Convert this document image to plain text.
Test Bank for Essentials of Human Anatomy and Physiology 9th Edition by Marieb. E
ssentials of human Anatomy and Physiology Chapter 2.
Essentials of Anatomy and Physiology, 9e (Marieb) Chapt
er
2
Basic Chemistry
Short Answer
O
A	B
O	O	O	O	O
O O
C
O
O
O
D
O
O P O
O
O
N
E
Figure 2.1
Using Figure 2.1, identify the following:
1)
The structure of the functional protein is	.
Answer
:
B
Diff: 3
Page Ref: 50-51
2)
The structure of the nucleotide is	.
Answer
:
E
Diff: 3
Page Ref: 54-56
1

• _EXERCISE OBJECTIVE_: Reproduce the material above precisely, omitting nothing.

• _WRITTEN SOLUTION_:
Convert this document image to plain text.
Test Bank for Essentials of Human Anatomy and Physiology 9th Edition by Marieb. E
ssentials of human Anatomy and Physiology Chapter 2.
Essentials of Anatomy and Physiology, 9e (Marieb) Chapt
er
2
Basic Chemistry
Short Answer
O
A	B
O	O	O	O	O
O O
C
O
O
O
D
O
O P O
O
O
N
E
Figure 2.1
Using Figure 2.1, identify the following:
1)
The structure of the functional protein is	.
Answer
:
B
Diff: 3
Page Ref: 50-51
2)
The structure of the nucleotide is	.
Answer
:
E
Diff: 3
Page Ref: 54-56
1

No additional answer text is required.